* INSTRUCTIONS TO FOLLOW: Go through the data and copy every line exactly, but not the images.

[BEGIN DATA TO PROCESS]

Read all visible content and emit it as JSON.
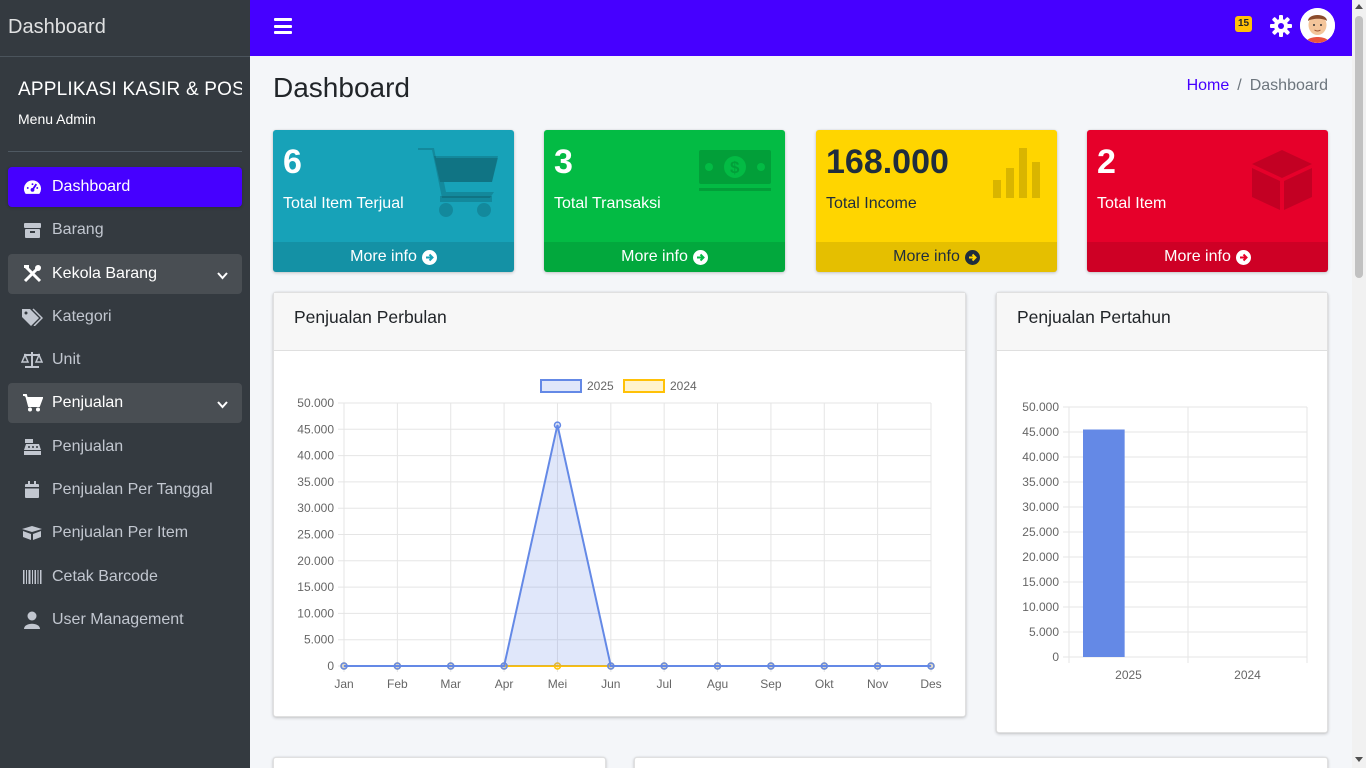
{
  "sidebar": {
    "brand": "Dashboard",
    "app_title": "APPLIKASI KASIR & POS",
    "role": "Menu Admin",
    "items": [
      {
        "label": "Dashboard",
        "icon": "gauge-icon"
      },
      {
        "label": "Barang",
        "icon": "box-archive-icon"
      },
      {
        "label": "Kekola Barang",
        "icon": "tools-icon"
      },
      {
        "label": "Kategori",
        "icon": "tags-icon"
      },
      {
        "label": "Unit",
        "icon": "balance-scale-icon"
      },
      {
        "label": "Penjualan",
        "icon": "cart-icon"
      },
      {
        "label": "Penjualan",
        "icon": "cash-register-icon"
      },
      {
        "label": "Penjualan Per Tanggal",
        "icon": "calendar-icon"
      },
      {
        "label": "Penjualan Per Item",
        "icon": "boxes-icon"
      },
      {
        "label": "Cetak Barcode",
        "icon": "barcode-icon"
      },
      {
        "label": "User Management",
        "icon": "user-icon"
      }
    ]
  },
  "navbar": {
    "notification_count": "15",
    "accent_color": "#4600ff"
  },
  "content": {
    "title": "Dashboard",
    "breadcrumb": {
      "home": "Home",
      "current": "Dashboard"
    }
  },
  "stat_boxes": [
    {
      "value": "6",
      "label": "Total Item Terjual",
      "link": "More info",
      "color": "#17a2b8"
    },
    {
      "value": "3",
      "label": "Total Transaksi",
      "link": "More info",
      "color": "#03bb44"
    },
    {
      "value": "168.000",
      "label": "Total Income",
      "link": "More info",
      "color": "#ffd500"
    },
    {
      "value": "2",
      "label": "Total Item",
      "link": "More info",
      "color": "#e6002a"
    }
  ],
  "cards": {
    "monthly_title": "Penjualan Perbulan",
    "yearly_title": "Penjualan Pertahun"
  },
  "chart_data": [
    {
      "type": "line",
      "title": "Penjualan Perbulan",
      "x": [
        "Jan",
        "Feb",
        "Mar",
        "Apr",
        "Mei",
        "Jun",
        "Jul",
        "Agu",
        "Sep",
        "Okt",
        "Nov",
        "Des"
      ],
      "series": [
        {
          "name": "2025",
          "values": [
            0,
            0,
            0,
            0,
            45800,
            0,
            0,
            0,
            0,
            0,
            0,
            0
          ],
          "color": "#6489e6"
        },
        {
          "name": "2024",
          "values": [
            0,
            0,
            0,
            0,
            0,
            0,
            0,
            0,
            0,
            0,
            0,
            0
          ],
          "color": "#ffc107"
        }
      ],
      "ylim": [
        0,
        50000
      ],
      "y_ticks": [
        "0",
        "5.000",
        "10.000",
        "15.000",
        "20.000",
        "25.000",
        "30.000",
        "35.000",
        "40.000",
        "45.000",
        "50.000"
      ],
      "grid": true,
      "legend": "top"
    },
    {
      "type": "bar",
      "title": "Penjualan Pertahun",
      "categories": [
        "2025",
        "2024"
      ],
      "values": [
        45500,
        0
      ],
      "color": "#6489e6",
      "ylim": [
        0,
        50000
      ],
      "y_ticks": [
        "0",
        "5.000",
        "10.000",
        "15.000",
        "20.000",
        "25.000",
        "30.000",
        "35.000",
        "40.000",
        "45.000",
        "50.000"
      ],
      "grid": true
    }
  ]
}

[END DATA TO PROCESS]

* SOLUTION BELOW:
Read all visible content and emit it as JSON.
{
  "sidebar": {
    "brand": "Dashboard",
    "app_title": "APPLIKASI KASIR & POS",
    "role": "Menu Admin",
    "items": [
      {
        "label": "Dashboard",
        "icon": "gauge-icon"
      },
      {
        "label": "Barang",
        "icon": "box-archive-icon"
      },
      {
        "label": "Kekola Barang",
        "icon": "tools-icon"
      },
      {
        "label": "Kategori",
        "icon": "tags-icon"
      },
      {
        "label": "Unit",
        "icon": "balance-scale-icon"
      },
      {
        "label": "Penjualan",
        "icon": "cart-icon"
      },
      {
        "label": "Penjualan",
        "icon": "cash-register-icon"
      },
      {
        "label": "Penjualan Per Tanggal",
        "icon": "calendar-icon"
      },
      {
        "label": "Penjualan Per Item",
        "icon": "boxes-icon"
      },
      {
        "label": "Cetak Barcode",
        "icon": "barcode-icon"
      },
      {
        "label": "User Management",
        "icon": "user-icon"
      }
    ]
  },
  "navbar": {
    "notification_count": "15",
    "accent_color": "#4600ff"
  },
  "content": {
    "title": "Dashboard",
    "breadcrumb": {
      "home": "Home",
      "current": "Dashboard"
    }
  },
  "stat_boxes": [
    {
      "value": "6",
      "label": "Total Item Terjual",
      "link": "More info",
      "color": "#17a2b8"
    },
    {
      "value": "3",
      "label": "Total Transaksi",
      "link": "More info",
      "color": "#03bb44"
    },
    {
      "value": "168.000",
      "label": "Total Income",
      "link": "More info",
      "color": "#ffd500"
    },
    {
      "value": "2",
      "label": "Total Item",
      "link": "More info",
      "color": "#e6002a"
    }
  ],
  "cards": {
    "monthly_title": "Penjualan Perbulan",
    "yearly_title": "Penjualan Pertahun"
  },
  "chart_data": [
    {
      "type": "line",
      "title": "Penjualan Perbulan",
      "x": [
        "Jan",
        "Feb",
        "Mar",
        "Apr",
        "Mei",
        "Jun",
        "Jul",
        "Agu",
        "Sep",
        "Okt",
        "Nov",
        "Des"
      ],
      "series": [
        {
          "name": "2025",
          "values": [
            0,
            0,
            0,
            0,
            45800,
            0,
            0,
            0,
            0,
            0,
            0,
            0
          ],
          "color": "#6489e6"
        },
        {
          "name": "2024",
          "values": [
            0,
            0,
            0,
            0,
            0,
            0,
            0,
            0,
            0,
            0,
            0,
            0
          ],
          "color": "#ffc107"
        }
      ],
      "ylim": [
        0,
        50000
      ],
      "y_ticks": [
        "0",
        "5.000",
        "10.000",
        "15.000",
        "20.000",
        "25.000",
        "30.000",
        "35.000",
        "40.000",
        "45.000",
        "50.000"
      ],
      "grid": true,
      "legend": "top"
    },
    {
      "type": "bar",
      "title": "Penjualan Pertahun",
      "categories": [
        "2025",
        "2024"
      ],
      "values": [
        45500,
        0
      ],
      "color": "#6489e6",
      "ylim": [
        0,
        50000
      ],
      "y_ticks": [
        "0",
        "5.000",
        "10.000",
        "15.000",
        "20.000",
        "25.000",
        "30.000",
        "35.000",
        "40.000",
        "45.000",
        "50.000"
      ],
      "grid": true
    }
  ]
}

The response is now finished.